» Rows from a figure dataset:
((
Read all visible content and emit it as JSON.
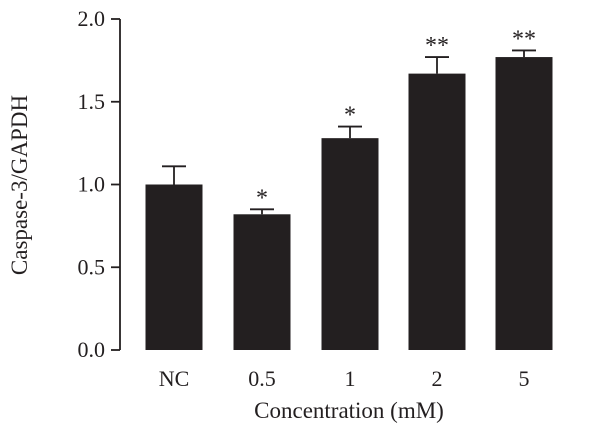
{
  "chart_data": {
    "type": "bar",
    "title": "",
    "xlabel": "Concentration (mM)",
    "ylabel": "Caspase-3/GAPDH",
    "ylim": [
      0,
      2.0
    ],
    "yticks": [
      0.0,
      0.5,
      1.0,
      1.5,
      2.0
    ],
    "ytick_labels": [
      "0.0",
      "0.5",
      "1.0",
      "1.5",
      "2.0"
    ],
    "grid": false,
    "legend": "none",
    "bar_color": "#231f20",
    "categories": [
      "NC",
      "0.5",
      "1",
      "2",
      "5"
    ],
    "values": [
      1.0,
      0.82,
      1.28,
      1.67,
      1.77
    ],
    "errors": [
      0.11,
      0.03,
      0.07,
      0.1,
      0.04
    ],
    "significance": [
      "",
      "*",
      "*",
      "**",
      "**"
    ]
  }
}
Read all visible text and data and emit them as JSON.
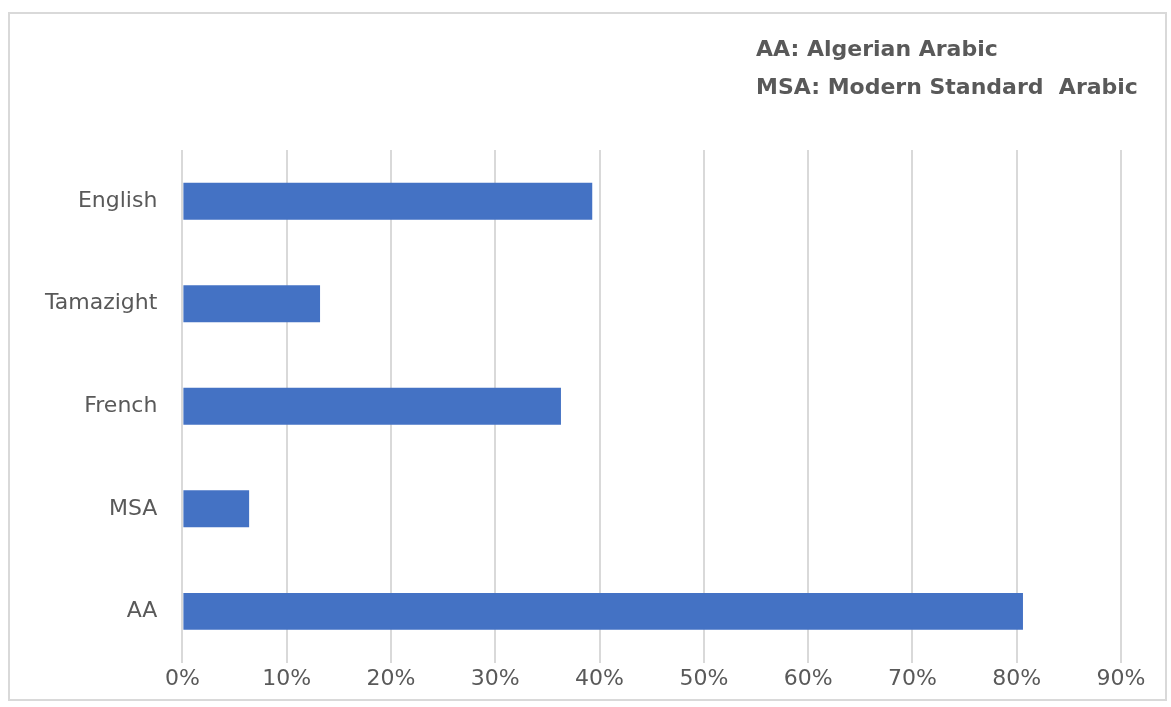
{
  "chart_data": {
    "type": "bar",
    "orientation": "horizontal",
    "categories": [
      "English",
      "Tamazight",
      "French",
      "MSA",
      "AA"
    ],
    "values": [
      39.3,
      13.2,
      36.3,
      6.4,
      80.6
    ],
    "color": "#4472c4",
    "xlim": [
      0,
      90
    ],
    "xticks": [
      {
        "value": 0,
        "label": "0%"
      },
      {
        "value": 10,
        "label": "10%"
      },
      {
        "value": 20,
        "label": "20%"
      },
      {
        "value": 30,
        "label": "30%"
      },
      {
        "value": 40,
        "label": "40%"
      },
      {
        "value": 50,
        "label": "50%"
      },
      {
        "value": 60,
        "label": "60%"
      },
      {
        "value": 70,
        "label": "70%"
      },
      {
        "value": 80,
        "label": "80%"
      },
      {
        "value": 90,
        "label": "90%"
      }
    ],
    "grid": "x",
    "legend": false,
    "annotations": [
      "AA: Algerian Arabic",
      "MSA: Modern Standard  Arabic"
    ]
  }
}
))
» Given instruction: Repeat all of the entries word for word, but omit the pictures.

» Reply:
Read all visible content and emit it as JSON.
{
  "chart_data": {
    "type": "bar",
    "title": "",
    "xlabel": "Concentration (mM)",
    "ylabel": "Caspase-3/GAPDH",
    "ylim": [
      0,
      2.0
    ],
    "yticks": [
      0.0,
      0.5,
      1.0,
      1.5,
      2.0
    ],
    "ytick_labels": [
      "0.0",
      "0.5",
      "1.0",
      "1.5",
      "2.0"
    ],
    "grid": false,
    "legend": "none",
    "bar_color": "#231f20",
    "categories": [
      "NC",
      "0.5",
      "1",
      "2",
      "5"
    ],
    "values": [
      1.0,
      0.82,
      1.28,
      1.67,
      1.77
    ],
    "errors": [
      0.11,
      0.03,
      0.07,
      0.1,
      0.04
    ],
    "significance": [
      "",
      "*",
      "*",
      "**",
      "**"
    ]
  }
}
Read all visible text and data and emit them as JSON.
{
  "chart_data": {
    "type": "bar",
    "orientation": "horizontal",
    "categories": [
      "English",
      "Tamazight",
      "French",
      "MSA",
      "AA"
    ],
    "values": [
      39.3,
      13.2,
      36.3,
      6.4,
      80.6
    ],
    "color": "#4472c4",
    "xlim": [
      0,
      90
    ],
    "xticks": [
      {
        "value": 0,
        "label": "0%"
      },
      {
        "value": 10,
        "label": "10%"
      },
      {
        "value": 20,
        "label": "20%"
      },
      {
        "value": 30,
        "label": "30%"
      },
      {
        "value": 40,
        "label": "40%"
      },
      {
        "value": 50,
        "label": "50%"
      },
      {
        "value": 60,
        "label": "60%"
      },
      {
        "value": 70,
        "label": "70%"
      },
      {
        "value": 80,
        "label": "80%"
      },
      {
        "value": 90,
        "label": "90%"
      }
    ],
    "grid": "x",
    "legend": false,
    "annotations": [
      "AA: Algerian Arabic",
      "MSA: Modern Standard  Arabic"
    ]
  }
}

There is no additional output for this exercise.